Please transcribe the listing below in full and word for word, without its pictures.

(Rows from a dataset)
....
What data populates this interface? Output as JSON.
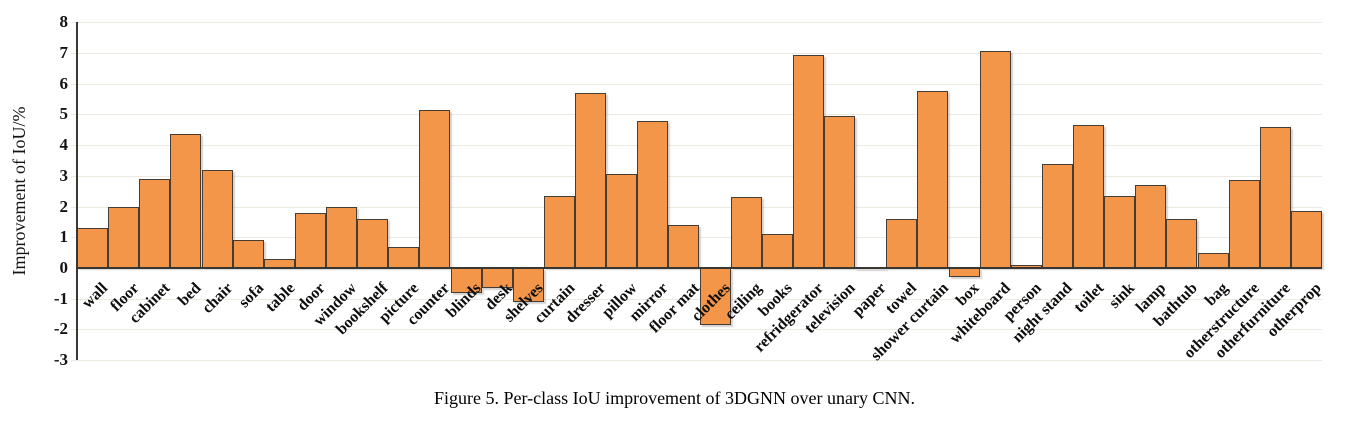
{
  "caption": "Figure 5. Per-class IoU improvement of 3DGNN over unary CNN.",
  "chart_data": {
    "type": "bar",
    "title": "",
    "xlabel": "",
    "ylabel": "Improvement of IoU/%",
    "ylim": [
      -3,
      8
    ],
    "yticks": [
      8,
      7,
      6,
      5,
      4,
      3,
      2,
      1,
      0,
      -1,
      -2,
      -3
    ],
    "grid": "horizontal",
    "legend": "none",
    "bar_fill_color": "#F4964A",
    "bar_border_color": "#453C33",
    "gridline_color": "#ECEAE0",
    "axis_color": "#3A3632",
    "categories": [
      "wall",
      "floor",
      "cabinet",
      "bed",
      "chair",
      "sofa",
      "table",
      "door",
      "window",
      "bookshelf",
      "picture",
      "counter",
      "blinds",
      "desk",
      "shelves",
      "curtain",
      "dresser",
      "pillow",
      "mirror",
      "floor mat",
      "clothes",
      "ceiling",
      "books",
      "refridgerator",
      "television",
      "paper",
      "towel",
      "shower curtain",
      "box",
      "whiteboard",
      "person",
      "night stand",
      "toilet",
      "sink",
      "lamp",
      "bathtub",
      "bag",
      "otherstructure",
      "otherfurniture",
      "otherprop"
    ],
    "values": [
      1.3,
      2.0,
      2.9,
      4.35,
      3.2,
      0.9,
      0.3,
      1.8,
      2.0,
      1.6,
      0.7,
      5.15,
      -0.8,
      -0.65,
      -1.1,
      2.35,
      5.7,
      3.05,
      4.8,
      1.4,
      -1.85,
      2.3,
      1.1,
      6.95,
      4.95,
      0.02,
      1.6,
      5.75,
      -0.3,
      7.05,
      0.1,
      3.4,
      4.65,
      2.35,
      2.7,
      1.6,
      0.5,
      2.85,
      4.6,
      1.85
    ]
  }
}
....
ANSWER TO THE TASK.
What data populates this interface? Output as JSON.
{
  "caption": "Figure 5. Per-class IoU improvement of 3DGNN over unary CNN.",
  "chart_data": {
    "type": "bar",
    "title": "",
    "xlabel": "",
    "ylabel": "Improvement of IoU/%",
    "ylim": [
      -3,
      8
    ],
    "yticks": [
      8,
      7,
      6,
      5,
      4,
      3,
      2,
      1,
      0,
      -1,
      -2,
      -3
    ],
    "grid": "horizontal",
    "legend": "none",
    "bar_fill_color": "#F4964A",
    "bar_border_color": "#453C33",
    "gridline_color": "#ECEAE0",
    "axis_color": "#3A3632",
    "categories": [
      "wall",
      "floor",
      "cabinet",
      "bed",
      "chair",
      "sofa",
      "table",
      "door",
      "window",
      "bookshelf",
      "picture",
      "counter",
      "blinds",
      "desk",
      "shelves",
      "curtain",
      "dresser",
      "pillow",
      "mirror",
      "floor mat",
      "clothes",
      "ceiling",
      "books",
      "refridgerator",
      "television",
      "paper",
      "towel",
      "shower curtain",
      "box",
      "whiteboard",
      "person",
      "night stand",
      "toilet",
      "sink",
      "lamp",
      "bathtub",
      "bag",
      "otherstructure",
      "otherfurniture",
      "otherprop"
    ],
    "values": [
      1.3,
      2.0,
      2.9,
      4.35,
      3.2,
      0.9,
      0.3,
      1.8,
      2.0,
      1.6,
      0.7,
      5.15,
      -0.8,
      -0.65,
      -1.1,
      2.35,
      5.7,
      3.05,
      4.8,
      1.4,
      -1.85,
      2.3,
      1.1,
      6.95,
      4.95,
      0.02,
      1.6,
      5.75,
      -0.3,
      7.05,
      0.1,
      3.4,
      4.65,
      2.35,
      2.7,
      1.6,
      0.5,
      2.85,
      4.6,
      1.85
    ]
  }
}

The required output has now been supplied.